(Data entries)
● ● ●

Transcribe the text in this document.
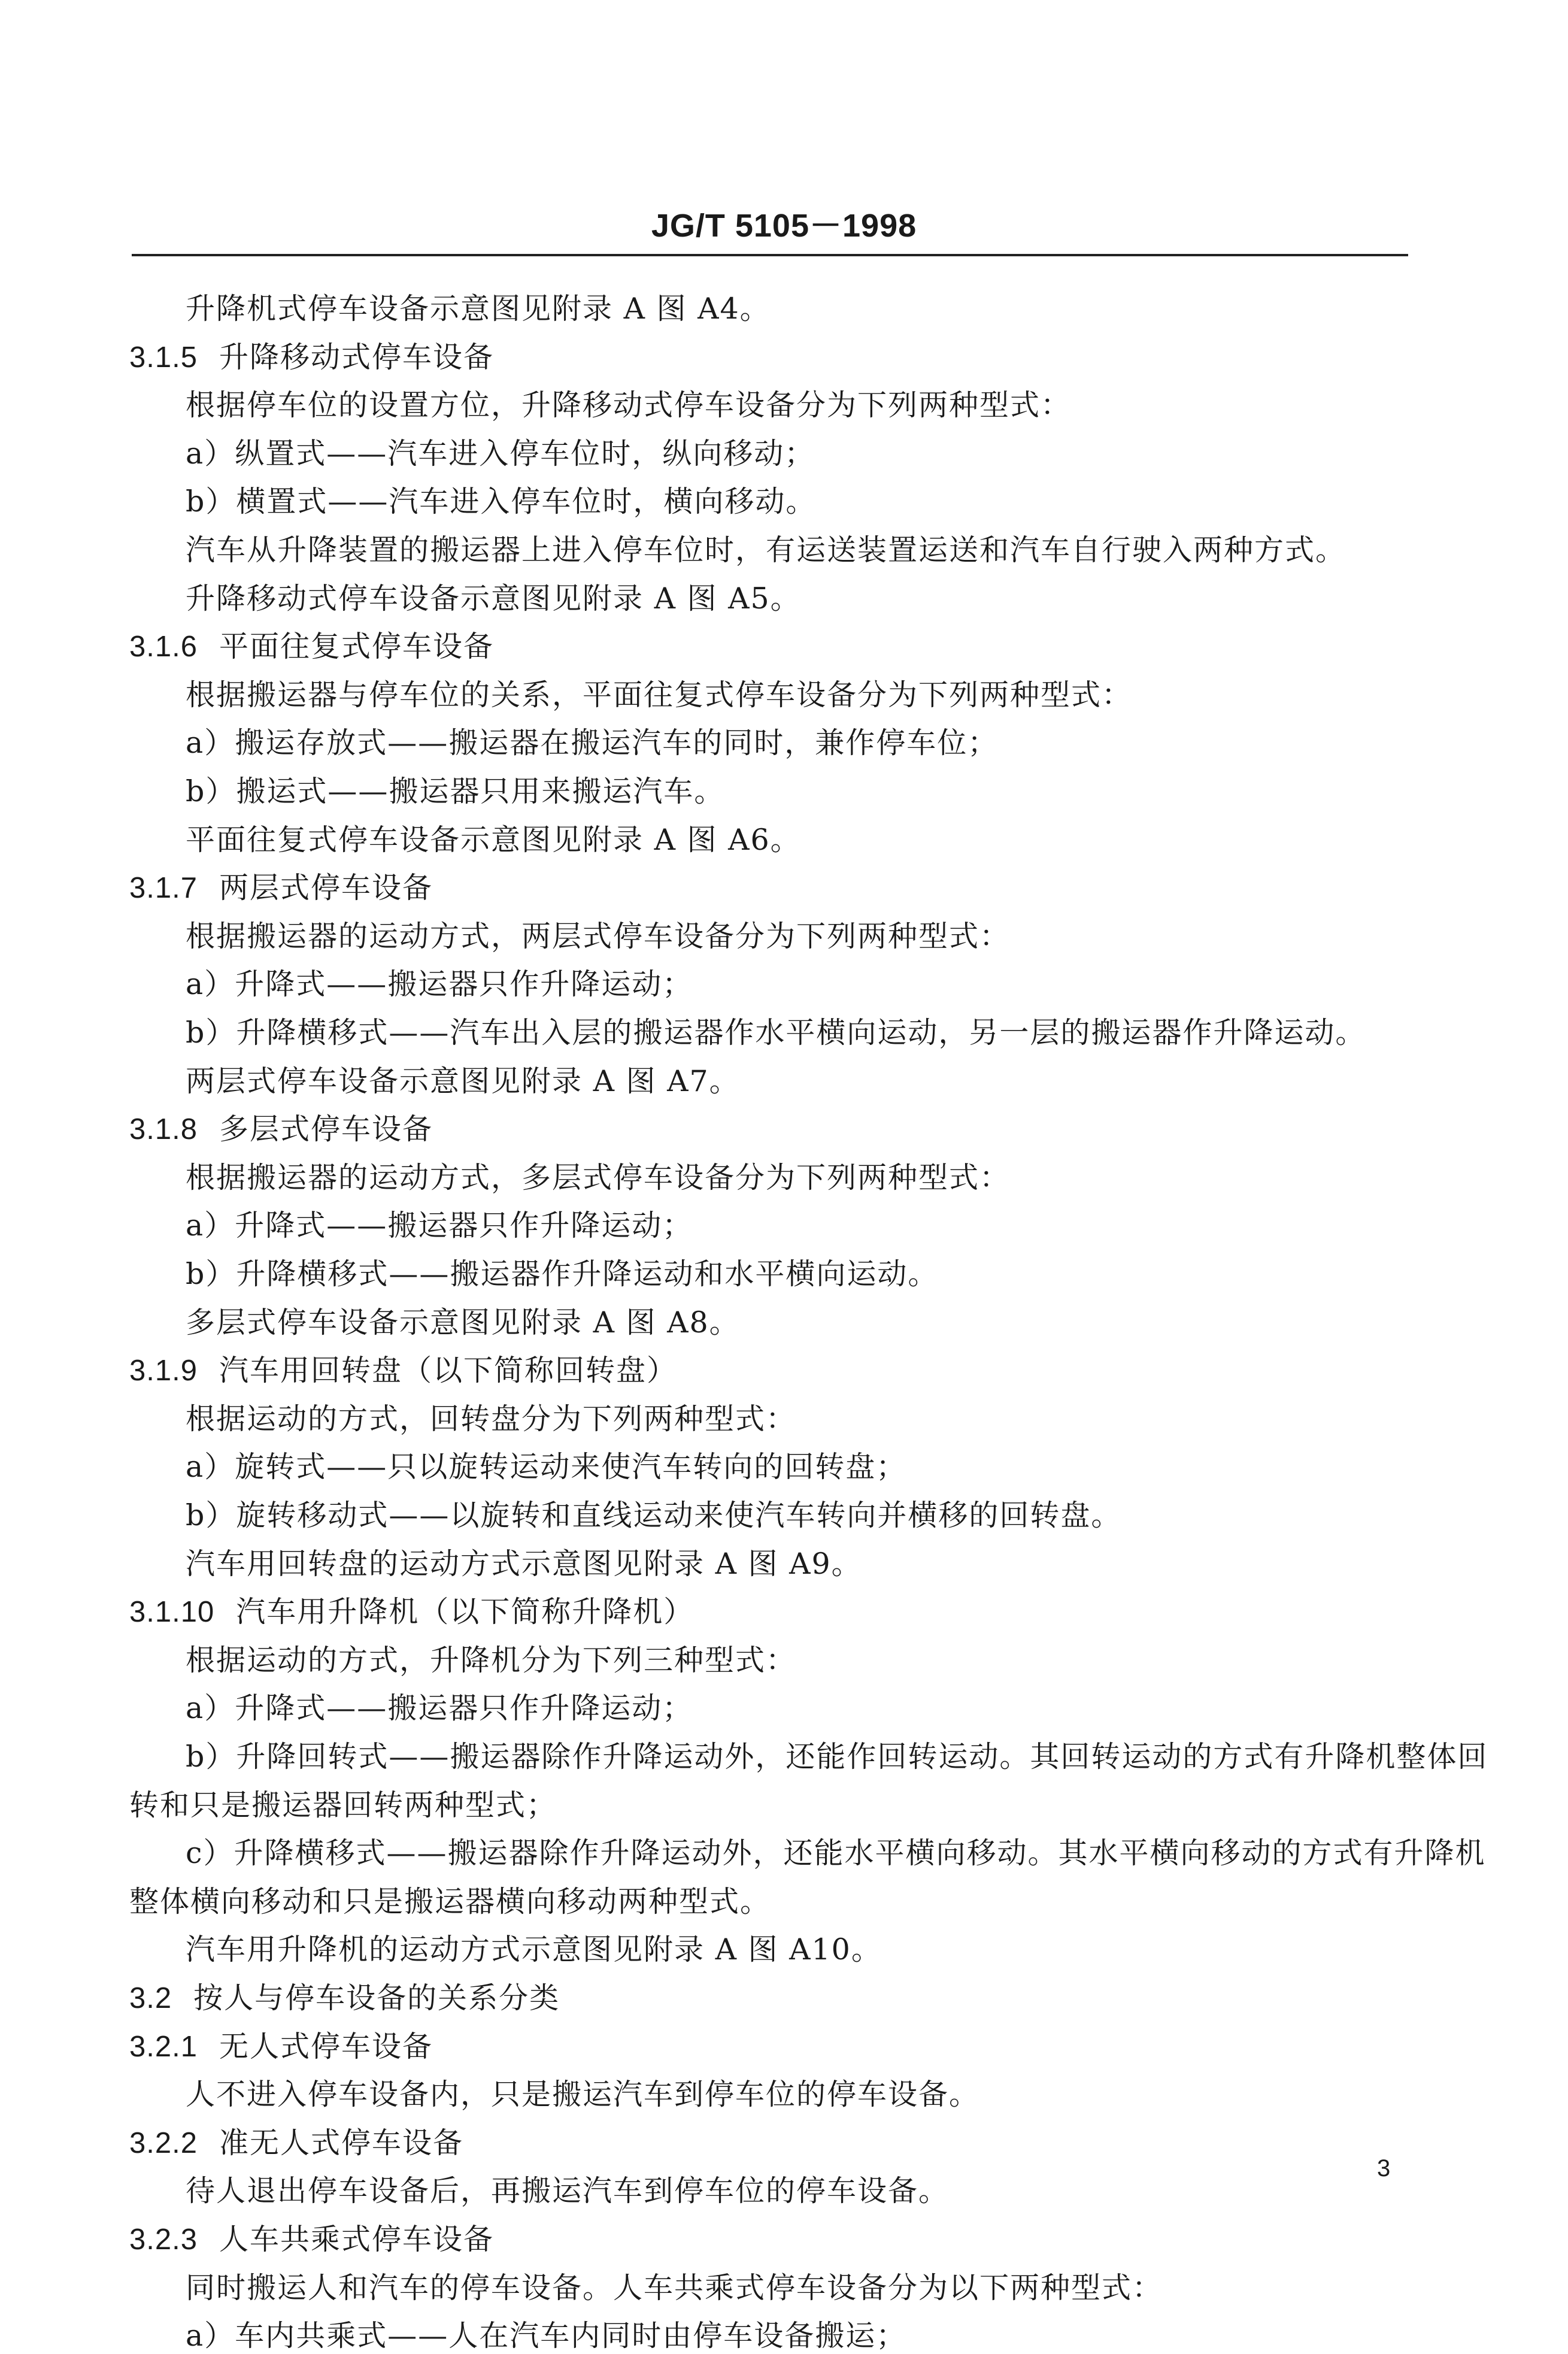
JG/T 5105－1998
升降机式停车设备示意图见附录 A 图 A4。
3.1.5 升降移动式停车设备
根据停车位的设置方位，升降移动式停车设备分为下列两种型式：
a）纵置式——汽车进入停车位时，纵向移动；
b）横置式——汽车进入停车位时，横向移动。
汽车从升降装置的搬运器上进入停车位时，有运送装置运送和汽车自行驶入两种方式。
升降移动式停车设备示意图见附录 A 图 A5。
3.1.6 平面往复式停车设备
根据搬运器与停车位的关系，平面往复式停车设备分为下列两种型式：
a）搬运存放式——搬运器在搬运汽车的同时，兼作停车位；
b）搬运式——搬运器只用来搬运汽车。
平面往复式停车设备示意图见附录 A 图 A6。
3.1.7 两层式停车设备
根据搬运器的运动方式，两层式停车设备分为下列两种型式：
a）升降式——搬运器只作升降运动；
b）升降横移式——汽车出入层的搬运器作水平横向运动，另一层的搬运器作升降运动。
两层式停车设备示意图见附录 A 图 A7。
3.1.8 多层式停车设备
根据搬运器的运动方式，多层式停车设备分为下列两种型式：
a）升降式——搬运器只作升降运动；
b）升降横移式——搬运器作升降运动和水平横向运动。
多层式停车设备示意图见附录 A 图 A8。
3.1.9 汽车用回转盘（以下简称回转盘）
根据运动的方式，回转盘分为下列两种型式：
a）旋转式——只以旋转运动来使汽车转向的回转盘；
b）旋转移动式——以旋转和直线运动来使汽车转向并横移的回转盘。
汽车用回转盘的运动方式示意图见附录 A 图 A9。
3.1.10 汽车用升降机（以下简称升降机）
根据运动的方式，升降机分为下列三种型式：
a）升降式——搬运器只作升降运动；
b）升降回转式——搬运器除作升降运动外，还能作回转运动。其回转运动的方式有升降机整体回
转和只是搬运器回转两种型式；
c）升降横移式——搬运器除作升降运动外，还能水平横向移动。其水平横向移动的方式有升降机
整体横向移动和只是搬运器横向移动两种型式。
汽车用升降机的运动方式示意图见附录 A 图 A10。
3.2 按人与停车设备的关系分类
3.2.1 无人式停车设备
人不进入停车设备内，只是搬运汽车到停车位的停车设备。
3.2.2 准无人式停车设备
待人退出停车设备后，再搬运汽车到停车位的停车设备。
3.2.3 人车共乘式停车设备
同时搬运人和汽车的停车设备。人车共乘式停车设备分为以下两种型式：
a）车内共乘式——人在汽车内同时由停车设备搬运；
3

● ● ●

What the task asks: The records shown above are to be repeated exactly, with the pictures left out.

Output for this task:
Transcribe the text in this document.
JG/T 5105－1998
升降机式停车设备示意图见附录 A 图 A4。
3.1.5 升降移动式停车设备
根据停车位的设置方位，升降移动式停车设备分为下列两种型式：
a）纵置式——汽车进入停车位时，纵向移动；
b）横置式——汽车进入停车位时，横向移动。
汽车从升降装置的搬运器上进入停车位时，有运送装置运送和汽车自行驶入两种方式。
升降移动式停车设备示意图见附录 A 图 A5。
3.1.6 平面往复式停车设备
根据搬运器与停车位的关系，平面往复式停车设备分为下列两种型式：
a）搬运存放式——搬运器在搬运汽车的同时，兼作停车位；
b）搬运式——搬运器只用来搬运汽车。
平面往复式停车设备示意图见附录 A 图 A6。
3.1.7 两层式停车设备
根据搬运器的运动方式，两层式停车设备分为下列两种型式：
a）升降式——搬运器只作升降运动；
b）升降横移式——汽车出入层的搬运器作水平横向运动，另一层的搬运器作升降运动。
两层式停车设备示意图见附录 A 图 A7。
3.1.8 多层式停车设备
根据搬运器的运动方式，多层式停车设备分为下列两种型式：
a）升降式——搬运器只作升降运动；
b）升降横移式——搬运器作升降运动和水平横向运动。
多层式停车设备示意图见附录 A 图 A8。
3.1.9 汽车用回转盘（以下简称回转盘）
根据运动的方式，回转盘分为下列两种型式：
a）旋转式——只以旋转运动来使汽车转向的回转盘；
b）旋转移动式——以旋转和直线运动来使汽车转向并横移的回转盘。
汽车用回转盘的运动方式示意图见附录 A 图 A9。
3.1.10 汽车用升降机（以下简称升降机）
根据运动的方式，升降机分为下列三种型式：
a）升降式——搬运器只作升降运动；
b）升降回转式——搬运器除作升降运动外，还能作回转运动。其回转运动的方式有升降机整体回
转和只是搬运器回转两种型式；
c）升降横移式——搬运器除作升降运动外，还能水平横向移动。其水平横向移动的方式有升降机
整体横向移动和只是搬运器横向移动两种型式。
汽车用升降机的运动方式示意图见附录 A 图 A10。
3.2 按人与停车设备的关系分类
3.2.1 无人式停车设备
人不进入停车设备内，只是搬运汽车到停车位的停车设备。
3.2.2 准无人式停车设备
待人退出停车设备后，再搬运汽车到停车位的停车设备。
3.2.3 人车共乘式停车设备
同时搬运人和汽车的停车设备。人车共乘式停车设备分为以下两种型式：
a）车内共乘式——人在汽车内同时由停车设备搬运；
3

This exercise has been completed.